Brief:
List the lines of this listing that hold the word "indikeringshuset".

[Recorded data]
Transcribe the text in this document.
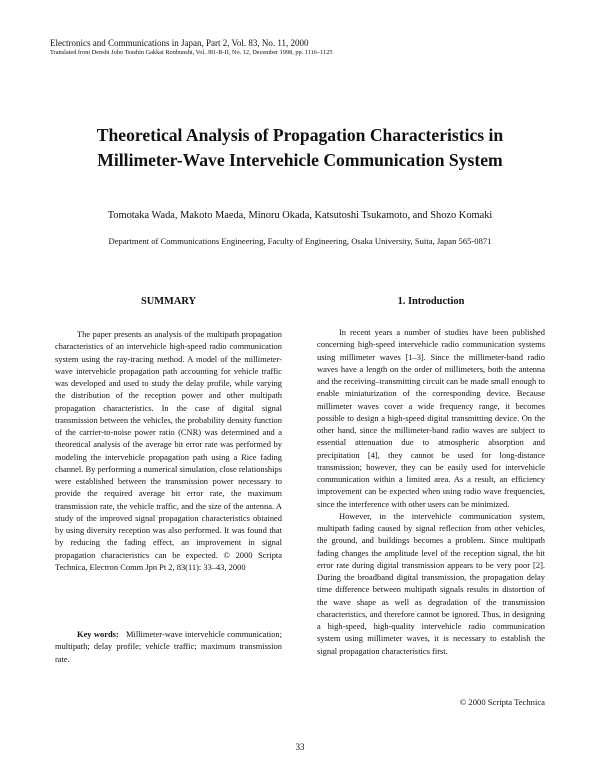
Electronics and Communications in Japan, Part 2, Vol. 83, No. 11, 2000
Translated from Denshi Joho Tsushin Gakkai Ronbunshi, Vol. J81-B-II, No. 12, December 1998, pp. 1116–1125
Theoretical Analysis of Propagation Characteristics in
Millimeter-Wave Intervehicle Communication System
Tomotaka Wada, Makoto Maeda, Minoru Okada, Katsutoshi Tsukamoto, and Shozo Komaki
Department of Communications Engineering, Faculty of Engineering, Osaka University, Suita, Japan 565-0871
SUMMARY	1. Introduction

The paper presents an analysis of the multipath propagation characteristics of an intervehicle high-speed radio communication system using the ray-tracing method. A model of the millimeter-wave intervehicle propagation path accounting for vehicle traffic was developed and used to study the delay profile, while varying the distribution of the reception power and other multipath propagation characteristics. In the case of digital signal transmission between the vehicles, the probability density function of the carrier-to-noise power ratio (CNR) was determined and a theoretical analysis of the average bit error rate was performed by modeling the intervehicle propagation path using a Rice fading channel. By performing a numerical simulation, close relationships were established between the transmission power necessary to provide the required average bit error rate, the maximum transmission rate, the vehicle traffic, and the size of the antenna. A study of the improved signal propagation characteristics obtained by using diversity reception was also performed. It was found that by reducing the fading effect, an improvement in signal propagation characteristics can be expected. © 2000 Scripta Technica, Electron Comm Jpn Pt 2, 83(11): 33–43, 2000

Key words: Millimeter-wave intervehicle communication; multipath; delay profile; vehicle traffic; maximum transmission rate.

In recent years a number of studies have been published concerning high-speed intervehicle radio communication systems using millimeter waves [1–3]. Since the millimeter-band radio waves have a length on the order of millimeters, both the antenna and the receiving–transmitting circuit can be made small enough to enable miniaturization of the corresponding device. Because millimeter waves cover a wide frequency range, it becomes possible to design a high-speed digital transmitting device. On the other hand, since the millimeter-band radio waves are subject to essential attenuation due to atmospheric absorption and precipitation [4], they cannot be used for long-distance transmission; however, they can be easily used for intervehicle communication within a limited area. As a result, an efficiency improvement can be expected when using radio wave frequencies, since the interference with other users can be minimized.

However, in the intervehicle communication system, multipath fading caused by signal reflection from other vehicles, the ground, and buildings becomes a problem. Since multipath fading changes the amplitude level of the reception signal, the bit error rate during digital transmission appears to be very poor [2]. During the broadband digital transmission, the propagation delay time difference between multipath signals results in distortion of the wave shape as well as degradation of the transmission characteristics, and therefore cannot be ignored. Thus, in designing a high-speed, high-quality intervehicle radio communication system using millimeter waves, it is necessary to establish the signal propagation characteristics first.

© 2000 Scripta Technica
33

---

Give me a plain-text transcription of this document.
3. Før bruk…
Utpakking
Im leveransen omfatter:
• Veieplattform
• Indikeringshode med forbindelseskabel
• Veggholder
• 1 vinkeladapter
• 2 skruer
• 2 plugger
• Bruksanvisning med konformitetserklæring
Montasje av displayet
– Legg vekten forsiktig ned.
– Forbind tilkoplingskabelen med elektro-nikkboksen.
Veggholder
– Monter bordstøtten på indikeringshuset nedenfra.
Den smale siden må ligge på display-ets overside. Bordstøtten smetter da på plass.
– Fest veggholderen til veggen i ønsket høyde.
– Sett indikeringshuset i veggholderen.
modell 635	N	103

Solution to this problem:
– Monter bordstøtten på indikeringshuset nedenfra.
– Sett indikeringshuset i veggholderen.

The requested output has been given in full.